— Start of Input rows —
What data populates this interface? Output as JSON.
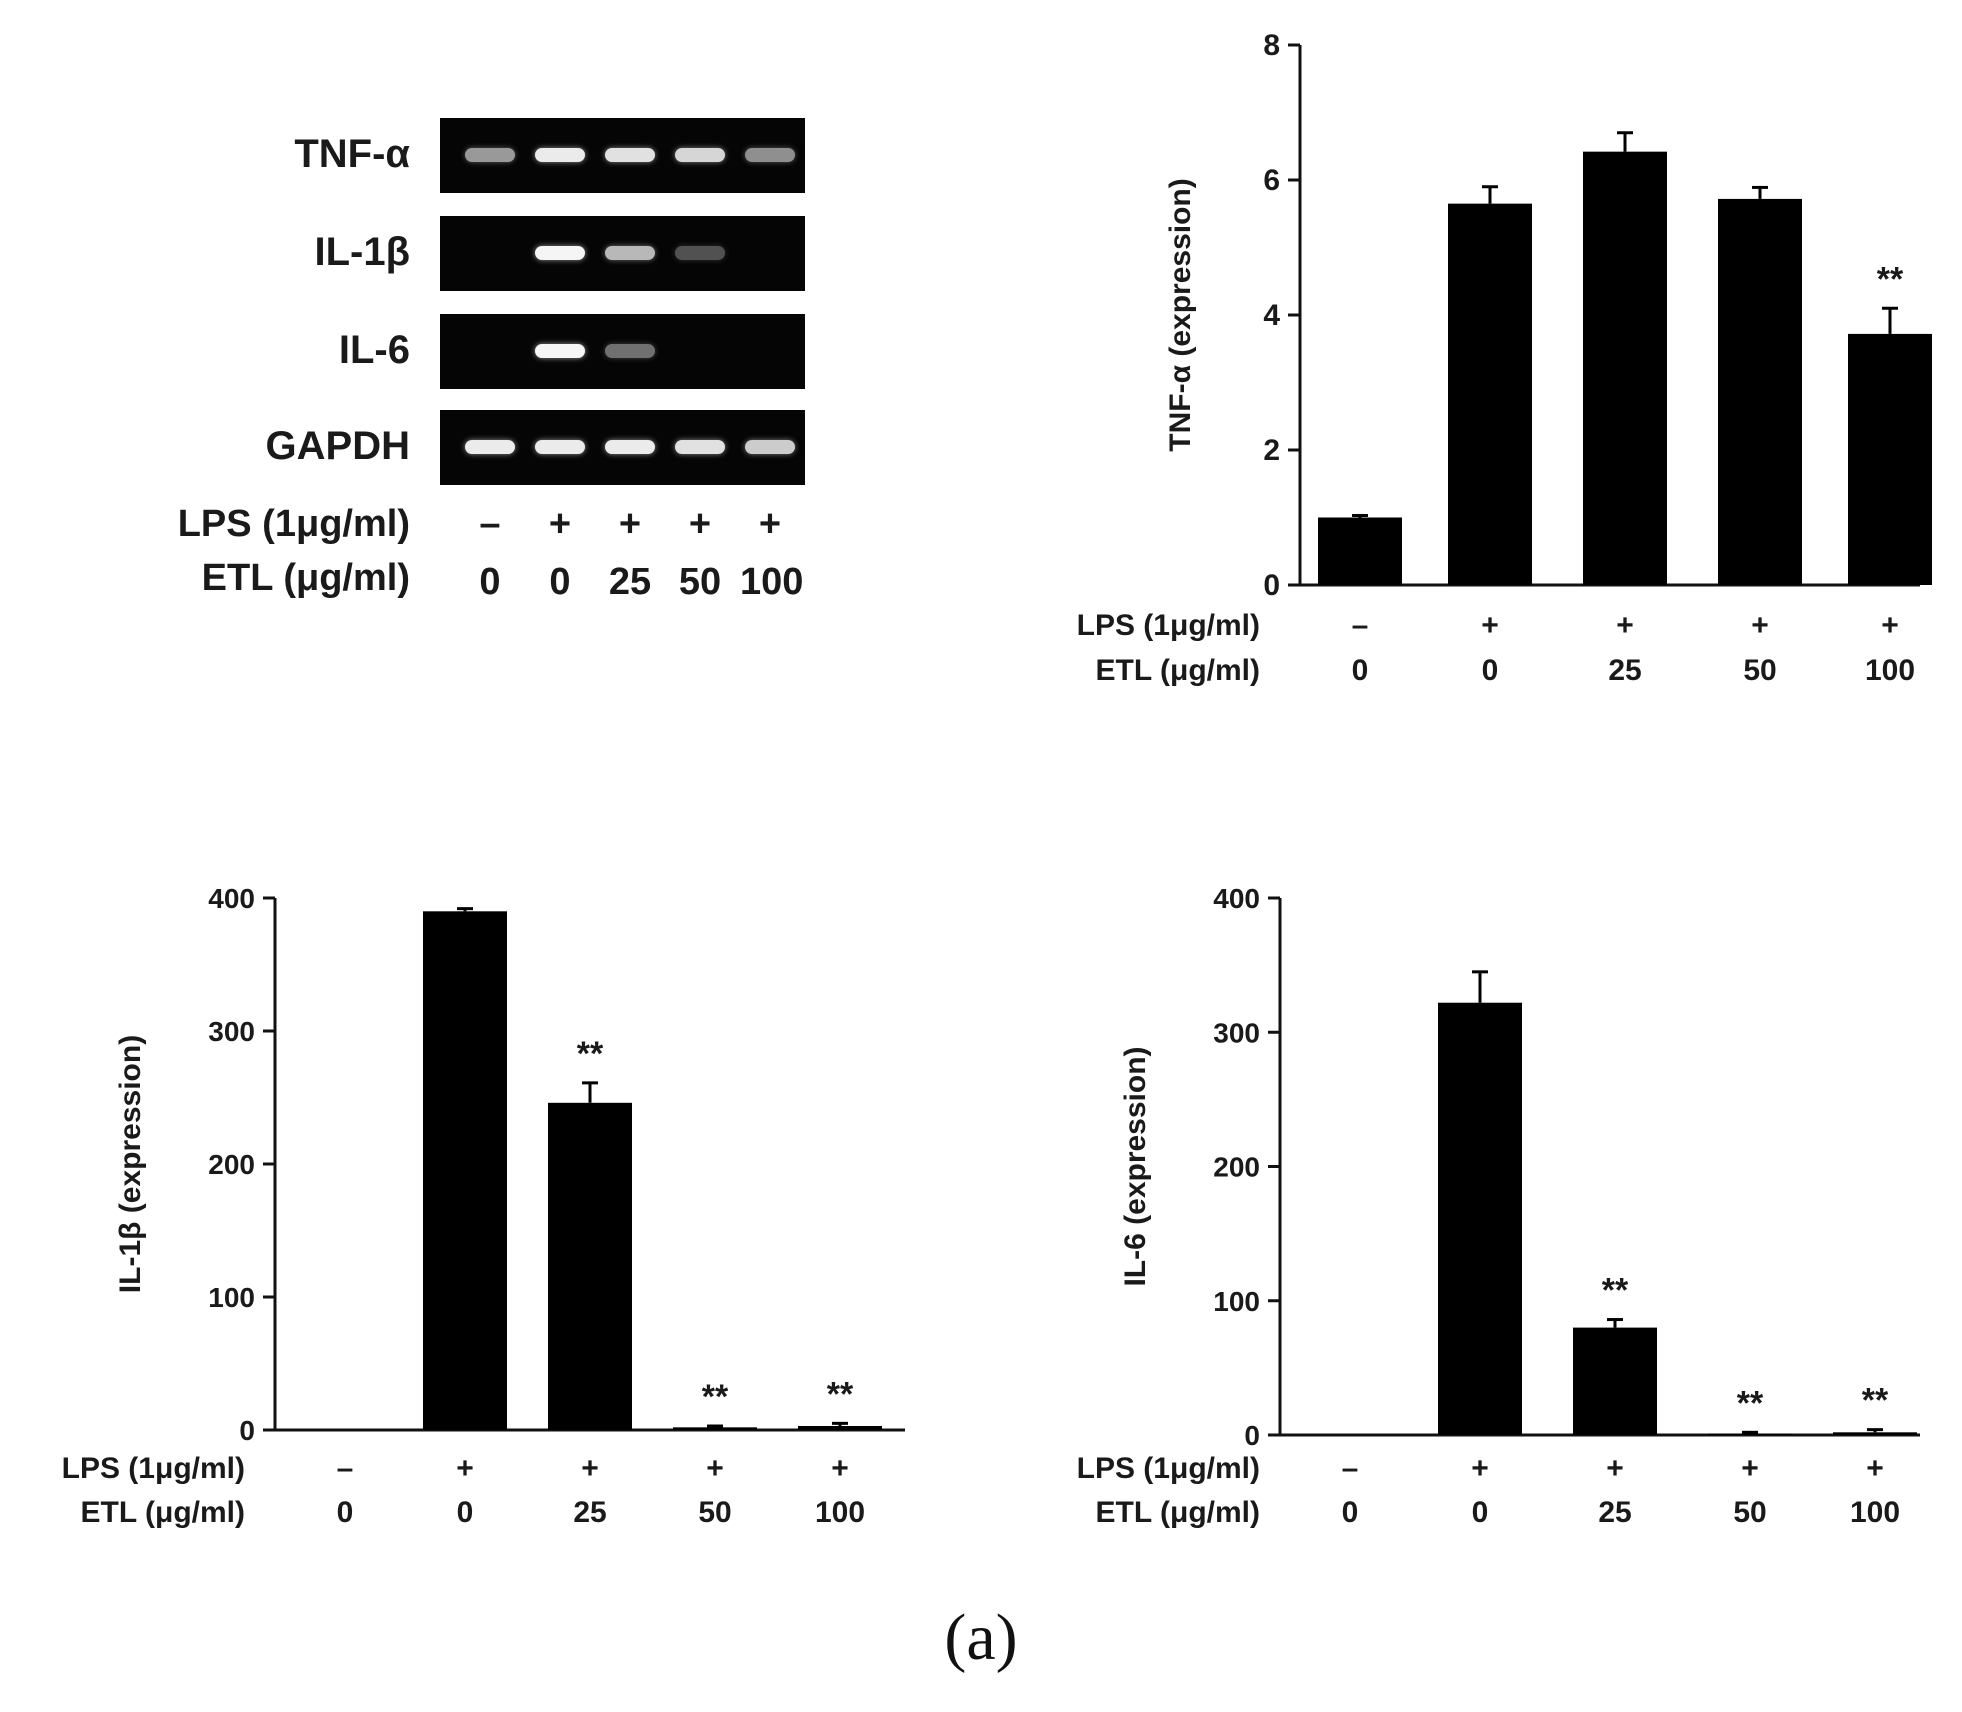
{
  "gel": {
    "rows": [
      {
        "label": "TNF-α",
        "intensities": [
          0.55,
          0.95,
          0.9,
          0.85,
          0.5
        ]
      },
      {
        "label": "IL-1β",
        "intensities": [
          0,
          1.0,
          0.7,
          0.2,
          0
        ]
      },
      {
        "label": "IL-6",
        "intensities": [
          0,
          1.0,
          0.35,
          0,
          0
        ]
      },
      {
        "label": "GAPDH",
        "intensities": [
          0.95,
          0.95,
          0.95,
          0.9,
          0.8
        ]
      }
    ],
    "lps_label": "LPS (1μg/ml)",
    "etl_label": "ETL (μg/ml)",
    "lps_values": [
      "–",
      "+",
      "+",
      "+",
      "+"
    ],
    "etl_values": [
      "0",
      "0",
      "25",
      "50",
      "100"
    ]
  },
  "chart_data": [
    {
      "type": "bar",
      "title": "",
      "ylabel": "TNF-α (expression)",
      "xlabel": "",
      "ylim": [
        0,
        8
      ],
      "yticks": [
        "0",
        "2",
        "4",
        "6",
        "8"
      ],
      "values": [
        1.0,
        5.65,
        6.42,
        5.72,
        3.72
      ],
      "errors": [
        0.03,
        0.25,
        0.28,
        0.17,
        0.38
      ],
      "annotations": [
        "",
        "",
        "",
        "",
        "**"
      ],
      "lps_label": "LPS (1μg/ml)",
      "etl_label": "ETL (μg/ml)",
      "lps_values": [
        "–",
        "+",
        "+",
        "+",
        "+"
      ],
      "etl_values": [
        "0",
        "0",
        "25",
        "50",
        "100"
      ]
    },
    {
      "type": "bar",
      "title": "",
      "ylabel": "IL-1β (expression)",
      "xlabel": "",
      "ylim": [
        0,
        400
      ],
      "yticks": [
        "0",
        "100",
        "200",
        "300",
        "400"
      ],
      "values": [
        0,
        390,
        246,
        2,
        3
      ],
      "errors": [
        0,
        2,
        15,
        1,
        2
      ],
      "annotations": [
        "",
        "",
        "**",
        "**",
        "**"
      ],
      "lps_label": "LPS (1μg/ml)",
      "etl_label": "ETL (μg/ml)",
      "lps_values": [
        "–",
        "+",
        "+",
        "+",
        "+"
      ],
      "etl_values": [
        "0",
        "0",
        "25",
        "50",
        "100"
      ]
    },
    {
      "type": "bar",
      "title": "",
      "ylabel": "IL-6 (expression)",
      "xlabel": "",
      "ylim": [
        0,
        400
      ],
      "yticks": [
        "0",
        "100",
        "200",
        "300",
        "400"
      ],
      "values": [
        0,
        322,
        80,
        1,
        2
      ],
      "errors": [
        0,
        23,
        6,
        1,
        2
      ],
      "annotations": [
        "",
        "",
        "**",
        "**",
        "**"
      ],
      "lps_label": "LPS (1μg/ml)",
      "etl_label": "ETL (μg/ml)",
      "lps_values": [
        "–",
        "+",
        "+",
        "+",
        "+"
      ],
      "etl_values": [
        "0",
        "0",
        "25",
        "50",
        "100"
      ]
    }
  ],
  "caption": "(a)"
}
— End of Input rows —
Extract, from the listing above, every line where the string "expression" occurs.

      "ylabel": "TNF-α (expression)",
      "ylabel": "IL-1β (expression)",
      "ylabel": "IL-6 (expression)",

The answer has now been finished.